**Given problem**
Print every line of the listing exactly, please.

**Dataset records**
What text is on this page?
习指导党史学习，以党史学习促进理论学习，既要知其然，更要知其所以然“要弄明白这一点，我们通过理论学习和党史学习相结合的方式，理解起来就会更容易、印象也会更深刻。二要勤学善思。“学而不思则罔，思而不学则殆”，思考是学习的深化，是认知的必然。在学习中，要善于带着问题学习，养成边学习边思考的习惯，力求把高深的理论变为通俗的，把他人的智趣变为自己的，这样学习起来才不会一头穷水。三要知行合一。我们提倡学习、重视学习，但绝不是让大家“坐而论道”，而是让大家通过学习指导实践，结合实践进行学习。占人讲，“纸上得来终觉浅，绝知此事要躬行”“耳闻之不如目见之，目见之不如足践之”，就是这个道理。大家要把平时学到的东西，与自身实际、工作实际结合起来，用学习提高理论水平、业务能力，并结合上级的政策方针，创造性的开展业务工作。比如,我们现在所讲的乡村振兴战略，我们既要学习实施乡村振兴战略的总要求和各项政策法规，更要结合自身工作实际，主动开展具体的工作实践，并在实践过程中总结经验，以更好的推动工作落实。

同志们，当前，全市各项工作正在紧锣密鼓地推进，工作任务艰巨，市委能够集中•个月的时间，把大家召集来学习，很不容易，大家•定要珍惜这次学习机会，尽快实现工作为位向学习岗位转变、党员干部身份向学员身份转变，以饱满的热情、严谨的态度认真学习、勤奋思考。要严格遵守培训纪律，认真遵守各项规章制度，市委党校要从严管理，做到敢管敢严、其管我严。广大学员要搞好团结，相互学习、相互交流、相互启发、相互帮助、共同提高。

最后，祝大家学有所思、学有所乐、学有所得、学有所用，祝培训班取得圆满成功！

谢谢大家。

**Output for this task**
What text is on this page?
习指导党史学习，以党史学习促进理论学习，既要知其然，更要知其所以然“要弄明白这一点，我们通过理论学习和党史学习相结合的方式，理解起来就会更容易、印象也会更深刻。二要勤学善思。“学而不思则罔，思而不学则殆”，思考是学习的深化，是认知的必然。在学习中，要善于带着问题学习，养成边学习边思考的习惯，力求把高深的理论变为通俗的，把他人的智趣变为自己的，这样学习起来才不会一头穷水。三要知行合一。我们提倡学习、重视学习，但绝不是让大家“坐而论道”，而是让大家通过学习指导实践，结合实践进行学习。占人讲，“纸上得来终觉浅，绝知此事要躬行”“耳闻之不如目见之，目见之不如足践之”，就是这个道理。大家要把平时学到的东西，与自身实际、工作实际结合起来，用学习提高理论水平、业务能力，并结合上级的政策方针，创造性的开展业务工作。比如,我们现在所讲的乡村振兴战略，我们既要学习实施乡村振兴战略的总要求和各项政策法规，更要结合自身工作实际，主动开展具体的工作实践，并在实践过程中总结经验，以更好的推动工作落实。

同志们，当前，全市各项工作正在紧锣密鼓地推进，工作任务艰巨，市委能够集中•个月的时间，把大家召集来学习，很不容易，大家•定要珍惜这次学习机会，尽快实现工作为位向学习岗位转变、党员干部身份向学员身份转变，以饱满的热情、严谨的态度认真学习、勤奋思考。要严格遵守培训纪律，认真遵守各项规章制度，市委党校要从严管理，做到敢管敢严、其管我严。广大学员要搞好团结，相互学习、相互交流、相互启发、相互帮助、共同提高。

最后，祝大家学有所思、学有所乐、学有所得、学有所用，祝培训班取得圆满成功！

谢谢大家。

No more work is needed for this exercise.